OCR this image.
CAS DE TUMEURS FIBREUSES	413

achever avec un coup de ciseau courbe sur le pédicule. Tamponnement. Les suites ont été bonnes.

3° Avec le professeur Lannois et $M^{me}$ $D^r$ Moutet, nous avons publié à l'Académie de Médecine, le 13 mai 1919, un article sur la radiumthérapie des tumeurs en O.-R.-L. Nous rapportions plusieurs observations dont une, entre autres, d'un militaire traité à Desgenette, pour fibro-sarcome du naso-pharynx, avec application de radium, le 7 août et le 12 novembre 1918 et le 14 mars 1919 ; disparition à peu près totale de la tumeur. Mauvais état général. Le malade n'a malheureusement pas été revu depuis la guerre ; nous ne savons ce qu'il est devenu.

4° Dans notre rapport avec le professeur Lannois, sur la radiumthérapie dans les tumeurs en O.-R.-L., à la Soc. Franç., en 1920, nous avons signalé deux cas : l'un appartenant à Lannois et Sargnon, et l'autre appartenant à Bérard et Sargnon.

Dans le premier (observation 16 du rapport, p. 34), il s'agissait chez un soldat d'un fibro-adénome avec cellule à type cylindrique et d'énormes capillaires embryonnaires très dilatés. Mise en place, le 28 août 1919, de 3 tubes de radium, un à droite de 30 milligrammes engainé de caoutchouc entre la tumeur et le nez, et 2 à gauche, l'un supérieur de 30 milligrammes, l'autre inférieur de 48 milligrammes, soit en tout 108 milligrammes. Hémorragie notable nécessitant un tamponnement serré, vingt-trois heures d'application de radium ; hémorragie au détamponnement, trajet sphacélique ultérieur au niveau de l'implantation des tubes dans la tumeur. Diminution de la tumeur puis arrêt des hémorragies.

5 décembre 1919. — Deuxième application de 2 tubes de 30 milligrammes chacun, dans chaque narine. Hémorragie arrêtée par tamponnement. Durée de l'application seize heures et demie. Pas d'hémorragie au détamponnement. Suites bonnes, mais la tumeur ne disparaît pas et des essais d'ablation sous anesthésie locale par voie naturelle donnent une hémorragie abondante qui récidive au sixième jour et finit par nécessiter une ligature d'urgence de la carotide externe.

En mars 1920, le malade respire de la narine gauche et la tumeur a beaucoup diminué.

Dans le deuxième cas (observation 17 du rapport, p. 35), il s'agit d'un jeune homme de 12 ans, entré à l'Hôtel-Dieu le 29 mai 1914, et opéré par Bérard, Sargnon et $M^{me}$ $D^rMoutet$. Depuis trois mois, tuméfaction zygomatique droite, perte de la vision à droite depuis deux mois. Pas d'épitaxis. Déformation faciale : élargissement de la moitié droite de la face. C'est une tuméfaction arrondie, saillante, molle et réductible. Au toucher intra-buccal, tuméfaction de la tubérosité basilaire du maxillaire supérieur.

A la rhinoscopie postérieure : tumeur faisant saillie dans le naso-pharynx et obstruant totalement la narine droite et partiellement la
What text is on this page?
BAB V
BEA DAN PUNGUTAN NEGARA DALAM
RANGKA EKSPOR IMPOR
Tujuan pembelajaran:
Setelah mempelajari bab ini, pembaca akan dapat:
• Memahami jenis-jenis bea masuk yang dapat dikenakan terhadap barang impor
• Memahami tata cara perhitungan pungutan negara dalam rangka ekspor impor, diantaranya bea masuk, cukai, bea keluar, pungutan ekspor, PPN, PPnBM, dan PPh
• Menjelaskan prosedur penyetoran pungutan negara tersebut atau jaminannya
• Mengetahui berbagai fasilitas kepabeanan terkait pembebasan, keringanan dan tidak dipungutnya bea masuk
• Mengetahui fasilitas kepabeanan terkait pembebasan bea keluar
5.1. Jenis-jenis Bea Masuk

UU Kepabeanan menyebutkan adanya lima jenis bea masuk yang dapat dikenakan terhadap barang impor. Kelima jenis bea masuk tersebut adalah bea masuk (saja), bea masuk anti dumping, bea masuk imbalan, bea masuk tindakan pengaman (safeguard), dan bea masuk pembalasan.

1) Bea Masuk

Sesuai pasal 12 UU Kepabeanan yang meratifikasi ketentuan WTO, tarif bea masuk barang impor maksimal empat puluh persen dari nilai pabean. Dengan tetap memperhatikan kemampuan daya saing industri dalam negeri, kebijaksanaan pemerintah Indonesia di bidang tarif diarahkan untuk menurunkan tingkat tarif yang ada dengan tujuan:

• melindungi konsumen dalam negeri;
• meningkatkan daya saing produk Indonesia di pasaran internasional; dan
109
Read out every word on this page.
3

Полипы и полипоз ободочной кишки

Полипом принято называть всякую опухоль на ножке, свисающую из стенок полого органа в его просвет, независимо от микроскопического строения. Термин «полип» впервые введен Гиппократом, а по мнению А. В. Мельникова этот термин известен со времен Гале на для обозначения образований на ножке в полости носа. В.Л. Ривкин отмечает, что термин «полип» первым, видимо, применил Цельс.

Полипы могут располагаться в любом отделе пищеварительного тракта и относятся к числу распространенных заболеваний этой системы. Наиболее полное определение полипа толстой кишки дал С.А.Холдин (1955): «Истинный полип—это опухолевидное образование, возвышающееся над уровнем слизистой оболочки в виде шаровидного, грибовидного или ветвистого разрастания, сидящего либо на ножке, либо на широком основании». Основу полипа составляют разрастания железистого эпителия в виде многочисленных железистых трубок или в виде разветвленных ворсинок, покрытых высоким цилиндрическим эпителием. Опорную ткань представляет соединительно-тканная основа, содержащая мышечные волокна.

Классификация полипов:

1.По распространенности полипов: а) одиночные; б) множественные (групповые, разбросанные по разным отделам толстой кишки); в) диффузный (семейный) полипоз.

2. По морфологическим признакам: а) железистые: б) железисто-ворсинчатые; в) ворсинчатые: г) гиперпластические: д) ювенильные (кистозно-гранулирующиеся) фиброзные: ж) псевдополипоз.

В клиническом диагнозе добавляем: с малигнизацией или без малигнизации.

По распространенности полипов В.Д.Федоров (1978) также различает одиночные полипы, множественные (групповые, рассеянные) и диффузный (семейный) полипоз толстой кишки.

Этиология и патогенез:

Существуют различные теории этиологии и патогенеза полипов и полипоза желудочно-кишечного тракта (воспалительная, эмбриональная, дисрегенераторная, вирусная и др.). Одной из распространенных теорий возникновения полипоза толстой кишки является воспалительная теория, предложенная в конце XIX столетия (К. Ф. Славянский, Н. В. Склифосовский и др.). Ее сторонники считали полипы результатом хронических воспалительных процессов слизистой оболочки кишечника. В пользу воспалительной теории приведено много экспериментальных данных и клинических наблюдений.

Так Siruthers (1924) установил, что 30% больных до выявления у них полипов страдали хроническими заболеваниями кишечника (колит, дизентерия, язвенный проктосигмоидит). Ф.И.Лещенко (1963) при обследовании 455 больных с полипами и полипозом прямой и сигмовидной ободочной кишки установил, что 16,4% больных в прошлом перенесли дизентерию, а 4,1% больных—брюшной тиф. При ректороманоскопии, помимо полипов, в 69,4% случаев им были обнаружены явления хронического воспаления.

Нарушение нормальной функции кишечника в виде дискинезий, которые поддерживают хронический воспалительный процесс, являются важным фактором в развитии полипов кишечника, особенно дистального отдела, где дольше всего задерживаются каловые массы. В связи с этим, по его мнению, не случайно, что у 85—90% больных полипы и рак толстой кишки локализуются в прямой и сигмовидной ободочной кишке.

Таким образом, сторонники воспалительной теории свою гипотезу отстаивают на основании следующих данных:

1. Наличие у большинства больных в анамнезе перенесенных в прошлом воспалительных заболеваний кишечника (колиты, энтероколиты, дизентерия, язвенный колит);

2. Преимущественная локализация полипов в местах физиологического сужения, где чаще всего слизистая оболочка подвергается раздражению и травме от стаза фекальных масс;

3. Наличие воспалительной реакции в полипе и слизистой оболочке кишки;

____________

▶ _PROMPT_
Return the whole listing exactly, with every line included.

▶ _RESPONSE TO THE EXERCISE_
OCR this image.
CAS DE TUMEURS FIBREUSES	413

achever avec un coup de ciseau courbe sur le pédicule. Tamponnement. Les suites ont été bonnes.

3° Avec le professeur Lannois et $M^{me}$ $D^r$ Moutet, nous avons publié à l'Académie de Médecine, le 13 mai 1919, un article sur la radiumthérapie des tumeurs en O.-R.-L. Nous rapportions plusieurs observations dont une, entre autres, d'un militaire traité à Desgenette, pour fibro-sarcome du naso-pharynx, avec application de radium, le 7 août et le 12 novembre 1918 et le 14 mars 1919 ; disparition à peu près totale de la tumeur. Mauvais état général. Le malade n'a malheureusement pas été revu depuis la guerre ; nous ne savons ce qu'il est devenu.

4° Dans notre rapport avec le professeur Lannois, sur la radiumthérapie dans les tumeurs en O.-R.-L., à la Soc. Franç., en 1920, nous avons signalé deux cas : l'un appartenant à Lannois et Sargnon, et l'autre appartenant à Bérard et Sargnon.

Dans le premier (observation 16 du rapport, p. 34), il s'agissait chez un soldat d'un fibro-adénome avec cellule à type cylindrique et d'énormes capillaires embryonnaires très dilatés. Mise en place, le 28 août 1919, de 3 tubes de radium, un à droite de 30 milligrammes engainé de caoutchouc entre la tumeur et le nez, et 2 à gauche, l'un supérieur de 30 milligrammes, l'autre inférieur de 48 milligrammes, soit en tout 108 milligrammes. Hémorragie notable nécessitant un tamponnement serré, vingt-trois heures d'application de radium ; hémorragie au détamponnement, trajet sphacélique ultérieur au niveau de l'implantation des tubes dans la tumeur. Diminution de la tumeur puis arrêt des hémorragies.

5 décembre 1919. — Deuxième application de 2 tubes de 30 milligrammes chacun, dans chaque narine. Hémorragie arrêtée par tamponnement. Durée de l'application seize heures et demie. Pas d'hémorragie au détamponnement. Suites bonnes, mais la tumeur ne disparaît pas et des essais d'ablation sous anesthésie locale par voie naturelle donnent une hémorragie abondante qui récidive au sixième jour et finit par nécessiter une ligature d'urgence de la carotide externe.

En mars 1920, le malade respire de la narine gauche et la tumeur a beaucoup diminué.

Dans le deuxième cas (observation 17 du rapport, p. 35), il s'agit d'un jeune homme de 12 ans, entré à l'Hôtel-Dieu le 29 mai 1914, et opéré par Bérard, Sargnon et $M^{me}$ $D^rMoutet$. Depuis trois mois, tuméfaction zygomatique droite, perte de la vision à droite depuis deux mois. Pas d'épitaxis. Déformation faciale : élargissement de la moitié droite de la face. C'est une tuméfaction arrondie, saillante, molle et réductible. Au toucher intra-buccal, tuméfaction de la tubérosité basilaire du maxillaire supérieur.

A la rhinoscopie postérieure : tumeur faisant saillie dans le naso-pharynx et obstruant totalement la narine droite et partiellement la
What text is on this page?
BAB V
BEA DAN PUNGUTAN NEGARA DALAM
RANGKA EKSPOR IMPOR
Tujuan pembelajaran:
Setelah mempelajari bab ini, pembaca akan dapat:
• Memahami jenis-jenis bea masuk yang dapat dikenakan terhadap barang impor
• Memahami tata cara perhitungan pungutan negara dalam rangka ekspor impor, diantaranya bea masuk, cukai, bea keluar, pungutan ekspor, PPN, PPnBM, dan PPh
• Menjelaskan prosedur penyetoran pungutan negara tersebut atau jaminannya
• Mengetahui berbagai fasilitas kepabeanan terkait pembebasan, keringanan dan tidak dipungutnya bea masuk
• Mengetahui fasilitas kepabeanan terkait pembebasan bea keluar
5.1. Jenis-jenis Bea Masuk

UU Kepabeanan menyebutkan adanya lima jenis bea masuk yang dapat dikenakan terhadap barang impor. Kelima jenis bea masuk tersebut adalah bea masuk (saja), bea masuk anti dumping, bea masuk imbalan, bea masuk tindakan pengaman (safeguard), dan bea masuk pembalasan.

1) Bea Masuk

Sesuai pasal 12 UU Kepabeanan yang meratifikasi ketentuan WTO, tarif bea masuk barang impor maksimal empat puluh persen dari nilai pabean. Dengan tetap memperhatikan kemampuan daya saing industri dalam negeri, kebijaksanaan pemerintah Indonesia di bidang tarif diarahkan untuk menurunkan tingkat tarif yang ada dengan tujuan:

• melindungi konsumen dalam negeri;
• meningkatkan daya saing produk Indonesia di pasaran internasional; dan
109
Read out every word on this page.
3

Полипы и полипоз ободочной кишки

Полипом принято называть всякую опухоль на ножке, свисающую из стенок полого органа в его просвет, независимо от микроскопического строения. Термин «полип» впервые введен Гиппократом, а по мнению А. В. Мельникова этот термин известен со времен Гале на для обозначения образований на ножке в полости носа. В.Л. Ривкин отмечает, что термин «полип» первым, видимо, применил Цельс.

Полипы могут располагаться в любом отделе пищеварительного тракта и относятся к числу распространенных заболеваний этой системы. Наиболее полное определение полипа толстой кишки дал С.А.Холдин (1955): «Истинный полип—это опухолевидное образование, возвышающееся над уровнем слизистой оболочки в виде шаровидного, грибовидного или ветвистого разрастания, сидящего либо на ножке, либо на широком основании». Основу полипа составляют разрастания железистого эпителия в виде многочисленных железистых трубок или в виде разветвленных ворсинок, покрытых высоким цилиндрическим эпителием. Опорную ткань представляет соединительно-тканная основа, содержащая мышечные волокна.

Классификация полипов:

1.По распространенности полипов: а) одиночные; б) множественные (групповые, разбросанные по разным отделам толстой кишки); в) диффузный (семейный) полипоз.

2. По морфологическим признакам: а) железистые: б) железисто-ворсинчатые; в) ворсинчатые: г) гиперпластические: д) ювенильные (кистозно-гранулирующиеся) фиброзные: ж) псевдополипоз.

В клиническом диагнозе добавляем: с малигнизацией или без малигнизации.

По распространенности полипов В.Д.Федоров (1978) также различает одиночные полипы, множественные (групповые, рассеянные) и диффузный (семейный) полипоз толстой кишки.

Этиология и патогенез:

Существуют различные теории этиологии и патогенеза полипов и полипоза желудочно-кишечного тракта (воспалительная, эмбриональная, дисрегенераторная, вирусная и др.). Одной из распространенных теорий возникновения полипоза толстой кишки является воспалительная теория, предложенная в конце XIX столетия (К. Ф. Славянский, Н. В. Склифосовский и др.). Ее сторонники считали полипы результатом хронических воспалительных процессов слизистой оболочки кишечника. В пользу воспалительной теории приведено много экспериментальных данных и клинических наблюдений.

Так Siruthers (1924) установил, что 30% больных до выявления у них полипов страдали хроническими заболеваниями кишечника (колит, дизентерия, язвенный проктосигмоидит). Ф.И.Лещенко (1963) при обследовании 455 больных с полипами и полипозом прямой и сигмовидной ободочной кишки установил, что 16,4% больных в прошлом перенесли дизентерию, а 4,1% больных—брюшной тиф. При ректороманоскопии, помимо полипов, в 69,4% случаев им были обнаружены явления хронического воспаления.

Нарушение нормальной функции кишечника в виде дискинезий, которые поддерживают хронический воспалительный процесс, являются важным фактором в развитии полипов кишечника, особенно дистального отдела, где дольше всего задерживаются каловые массы. В связи с этим, по его мнению, не случайно, что у 85—90% больных полипы и рак толстой кишки локализуются в прямой и сигмовидной ободочной кишке.

Таким образом, сторонники воспалительной теории свою гипотезу отстаивают на основании следующих данных:

1. Наличие у большинства больных в анамнезе перенесенных в прошлом воспалительных заболеваний кишечника (колиты, энтероколиты, дизентерия, язвенный колит);

2. Преимущественная локализация полипов в местах физиологического сужения, где чаще всего слизистая оболочка подвергается раздражению и травме от стаза фекальных масс;

3. Наличие воспалительной реакции в полипе и слизистой оболочке кишки;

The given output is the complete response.